__What you need to do__. Set down the lines of the material below word for word, starting at the line containing "button[interactable]: Drink water" and ending at the line containing "List all visible", including both of those lines.

__Dataset__.
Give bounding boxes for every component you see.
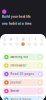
button[interactable]: Drink water [2, 62, 44, 69]
button[interactable]: Stretch [2, 87, 44, 95]
button[interactable]: Journal [2, 79, 44, 86]
staticText: Read 20 pages [10, 72, 33, 76]
staticText: Stretch [10, 89, 19, 93]
staticText: W [22, 38, 24, 42]
button[interactable]: Sleep 8 hours [2, 96, 44, 100]
staticText: S [41, 38, 42, 42]
button[interactable]: Morning run [2, 53, 44, 61]
staticText: M [10, 38, 12, 42]
staticText: one habit at a time [2, 22, 32, 25]
staticText: F [35, 38, 36, 42]
staticText: T [29, 38, 30, 42]
staticText: Morning run [10, 55, 28, 59]
staticText: S [4, 38, 5, 42]
staticText: Sleep 8 hours [10, 98, 30, 100]
staticText: Journal [10, 81, 21, 84]
button[interactable]: Read 20 pages [2, 70, 44, 78]
staticText: Drink water [10, 64, 26, 67]
staticText: Build your best life [2, 15, 31, 18]
staticText: T [16, 38, 17, 42]
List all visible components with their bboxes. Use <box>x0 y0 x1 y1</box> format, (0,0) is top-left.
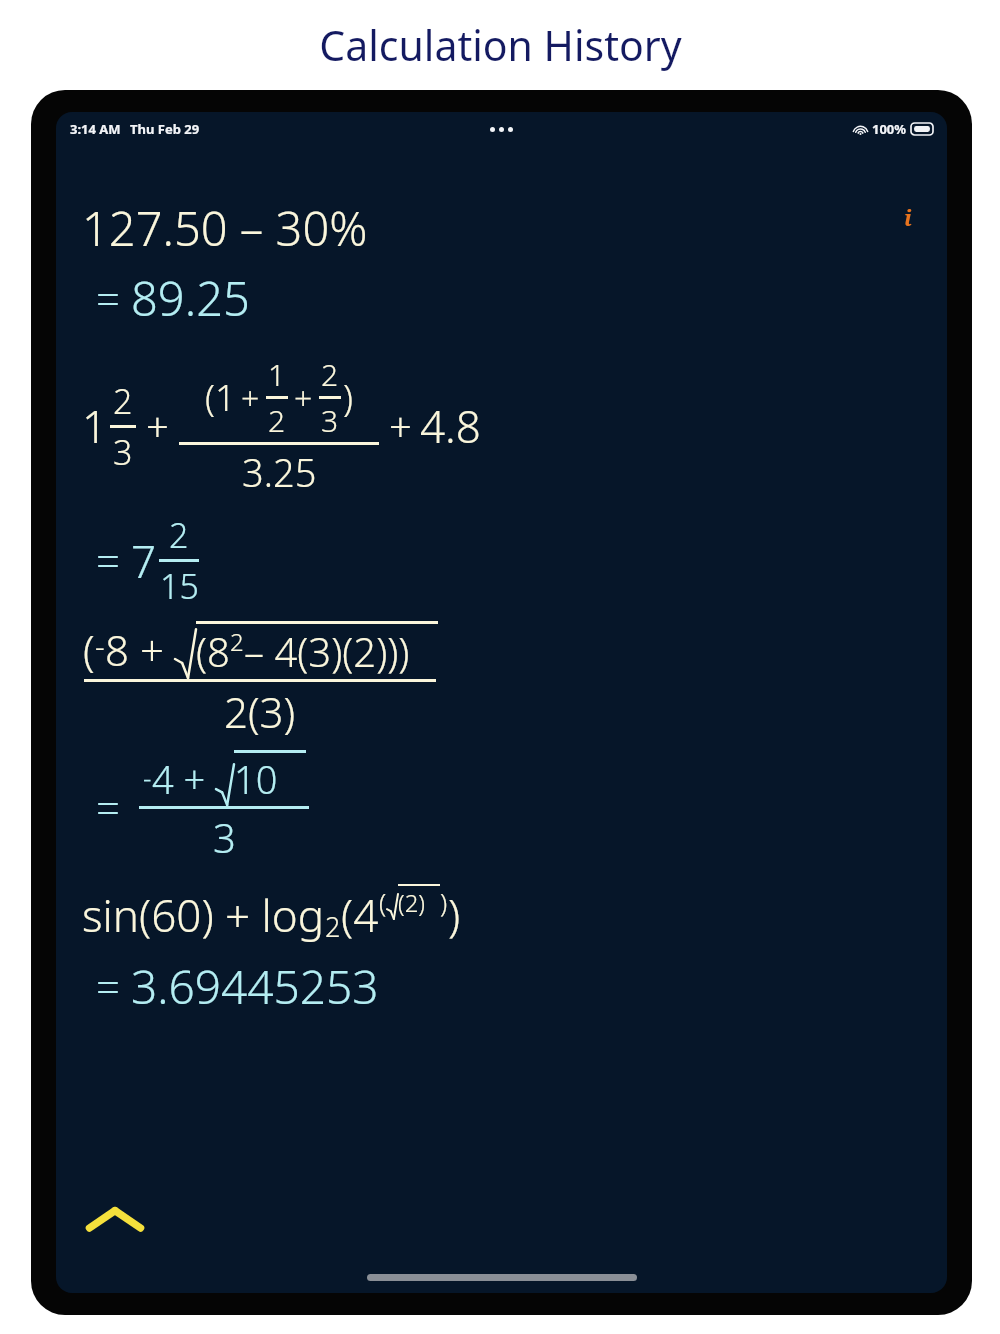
button[interactable]: ( <box>82 621 947 864</box>
button[interactable]: sin(60) + log <box>82 884 947 1018</box>
staticText: 3 <box>113 429 133 475</box>
staticText: 3 <box>213 810 236 864</box>
staticText: 1 <box>268 354 286 395</box>
staticText: 2 <box>268 400 286 441</box>
staticText: 127.50 – 30% <box>82 196 368 260</box>
staticText: 2 <box>230 625 244 658</box>
staticText: = <box>96 958 131 1015</box>
staticText: (2) <box>398 886 425 919</box>
staticText: ) <box>343 373 353 422</box>
staticText: 3 <box>321 400 339 441</box>
staticText: ) <box>448 885 461 945</box>
staticText: 89.25 <box>131 266 250 330</box>
button[interactable]: Info <box>891 200 925 234</box>
staticText: 2 <box>169 512 189 558</box>
staticText: 1 <box>82 396 108 456</box>
staticText: + <box>146 399 169 453</box>
staticText: + <box>294 376 313 420</box>
button[interactable]: 127.50 – 30% <box>82 196 947 330</box>
staticText: 3.69445253 <box>131 955 379 1018</box>
staticText: 10 <box>234 753 278 805</box>
staticText: - <box>143 760 152 795</box>
staticText: ( <box>379 884 387 919</box>
staticText: + <box>389 399 412 453</box>
staticText: i <box>904 202 912 232</box>
staticText: ) <box>440 884 448 919</box>
button[interactable]: Scroll up <box>80 1197 150 1241</box>
staticText: = <box>96 779 131 836</box>
staticText: (4 <box>341 885 379 945</box>
staticText: 100% <box>872 120 907 138</box>
staticText: 15 <box>160 563 199 609</box>
staticText: 2 <box>325 908 341 945</box>
staticText: 7 <box>131 531 157 591</box>
staticText: sin(60) + log <box>82 885 325 945</box>
staticText: = <box>96 532 131 589</box>
staticText: (1 <box>205 373 236 422</box>
staticText: 3:14 AM <box>70 120 121 138</box>
staticText: = <box>96 270 131 327</box>
staticText: 3.25 <box>242 446 317 498</box>
staticText: 4 + <box>152 753 216 805</box>
staticText: (8 <box>196 624 230 678</box>
staticText: 2 <box>113 378 133 424</box>
staticText: + <box>241 376 260 420</box>
staticText: Thu Feb 29 <box>130 120 200 138</box>
staticText: 2(3) <box>224 683 296 740</box>
staticText: 2 <box>321 354 339 395</box>
button[interactable]: 1 <box>82 354 947 609</box>
staticText: 8 + <box>105 621 175 678</box>
staticText: – 4(3)(2))) <box>244 624 410 678</box>
staticText: 4.8 <box>420 396 481 456</box>
staticText: - <box>95 625 105 666</box>
staticText: Calculation History <box>319 17 682 73</box>
staticText: ( <box>83 621 95 678</box>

__Full response__.
button[interactable]: Drink water [2, 62, 44, 69]
button[interactable]: Stretch [2, 87, 44, 95]
button[interactable]: Journal [2, 79, 44, 86]
staticText: Read 20 pages [10, 72, 33, 76]
staticText: Stretch [10, 89, 19, 93]
staticText: W [22, 38, 24, 42]
button[interactable]: Sleep 8 hours [2, 96, 44, 100]
staticText: S [41, 38, 42, 42]
button[interactable]: Morning run [2, 53, 44, 61]
staticText: M [10, 38, 12, 42]
staticText: one habit at a time [2, 22, 32, 25]
staticText: F [35, 38, 36, 42]
staticText: T [29, 38, 30, 42]
staticText: Morning run [10, 55, 28, 59]
staticText: S [4, 38, 5, 42]
staticText: Sleep 8 hours [10, 98, 30, 100]
staticText: Journal [10, 81, 21, 84]
button[interactable]: Read 20 pages [2, 70, 44, 78]
staticText: Drink water [10, 64, 26, 67]
staticText: Build your best life [2, 15, 31, 18]
staticText: T [16, 38, 17, 42]
List all visible components with their bboxes. Use <box>x0 y0 x1 y1</box> format, (0,0) is top-left.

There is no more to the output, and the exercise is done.